THE EXERCISE:
From the listing below, copy every line with the word "image".

[Extracted records]
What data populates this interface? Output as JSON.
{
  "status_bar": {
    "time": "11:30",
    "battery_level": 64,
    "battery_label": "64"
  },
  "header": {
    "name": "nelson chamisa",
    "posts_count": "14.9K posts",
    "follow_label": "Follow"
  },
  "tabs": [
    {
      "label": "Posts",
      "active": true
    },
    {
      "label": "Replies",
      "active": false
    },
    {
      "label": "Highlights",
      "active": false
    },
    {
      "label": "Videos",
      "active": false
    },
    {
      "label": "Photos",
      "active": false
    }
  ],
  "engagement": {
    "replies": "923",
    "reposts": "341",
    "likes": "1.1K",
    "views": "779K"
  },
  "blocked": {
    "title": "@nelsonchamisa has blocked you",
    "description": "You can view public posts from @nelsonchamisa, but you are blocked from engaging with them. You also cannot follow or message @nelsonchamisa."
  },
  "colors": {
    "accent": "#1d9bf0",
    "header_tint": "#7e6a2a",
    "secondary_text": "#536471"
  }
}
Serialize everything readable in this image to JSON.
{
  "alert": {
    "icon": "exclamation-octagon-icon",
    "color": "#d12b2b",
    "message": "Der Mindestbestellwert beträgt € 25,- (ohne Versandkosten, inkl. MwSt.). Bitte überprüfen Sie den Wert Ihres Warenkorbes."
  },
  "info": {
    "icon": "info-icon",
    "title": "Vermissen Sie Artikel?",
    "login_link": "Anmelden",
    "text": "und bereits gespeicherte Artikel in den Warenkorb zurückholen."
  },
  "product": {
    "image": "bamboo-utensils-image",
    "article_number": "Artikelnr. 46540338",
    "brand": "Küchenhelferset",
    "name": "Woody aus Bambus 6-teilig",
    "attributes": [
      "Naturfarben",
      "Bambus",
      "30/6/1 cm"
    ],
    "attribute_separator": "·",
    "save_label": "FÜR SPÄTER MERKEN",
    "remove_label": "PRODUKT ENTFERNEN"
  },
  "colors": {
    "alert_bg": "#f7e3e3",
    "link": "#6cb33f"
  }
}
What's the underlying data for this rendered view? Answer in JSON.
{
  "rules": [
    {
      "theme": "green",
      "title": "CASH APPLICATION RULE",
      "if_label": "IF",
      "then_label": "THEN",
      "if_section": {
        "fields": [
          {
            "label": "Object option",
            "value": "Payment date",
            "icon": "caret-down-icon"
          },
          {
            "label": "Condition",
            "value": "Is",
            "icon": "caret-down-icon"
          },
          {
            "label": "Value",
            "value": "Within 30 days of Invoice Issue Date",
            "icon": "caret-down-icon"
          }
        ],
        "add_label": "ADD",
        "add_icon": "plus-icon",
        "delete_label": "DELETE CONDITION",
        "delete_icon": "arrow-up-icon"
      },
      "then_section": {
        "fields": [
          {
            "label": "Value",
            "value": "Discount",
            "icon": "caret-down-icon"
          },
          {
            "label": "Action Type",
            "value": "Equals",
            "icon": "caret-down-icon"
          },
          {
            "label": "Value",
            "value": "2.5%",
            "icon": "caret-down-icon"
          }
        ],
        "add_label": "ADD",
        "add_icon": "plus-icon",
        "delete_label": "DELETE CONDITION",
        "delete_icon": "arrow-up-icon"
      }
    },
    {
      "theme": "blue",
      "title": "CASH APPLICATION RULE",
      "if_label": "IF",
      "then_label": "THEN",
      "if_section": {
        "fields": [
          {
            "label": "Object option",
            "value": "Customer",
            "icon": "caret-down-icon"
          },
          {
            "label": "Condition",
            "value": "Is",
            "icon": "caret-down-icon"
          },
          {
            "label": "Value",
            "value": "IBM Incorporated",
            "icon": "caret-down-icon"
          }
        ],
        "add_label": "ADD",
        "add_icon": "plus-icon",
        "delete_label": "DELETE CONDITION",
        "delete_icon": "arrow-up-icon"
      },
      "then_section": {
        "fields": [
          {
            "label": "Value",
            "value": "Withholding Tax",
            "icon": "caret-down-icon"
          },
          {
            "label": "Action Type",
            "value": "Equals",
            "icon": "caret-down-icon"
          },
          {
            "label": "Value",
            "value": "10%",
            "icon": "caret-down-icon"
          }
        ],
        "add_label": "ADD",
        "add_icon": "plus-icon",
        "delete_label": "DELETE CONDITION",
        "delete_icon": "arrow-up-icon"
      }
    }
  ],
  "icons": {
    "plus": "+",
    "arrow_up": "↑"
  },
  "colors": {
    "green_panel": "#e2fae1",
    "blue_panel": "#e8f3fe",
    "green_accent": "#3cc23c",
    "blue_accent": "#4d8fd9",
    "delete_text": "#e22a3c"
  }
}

FINAL ANSWER:
Serialize everything readable in this image to JSON.
    "image": "bamboo-utensils-image",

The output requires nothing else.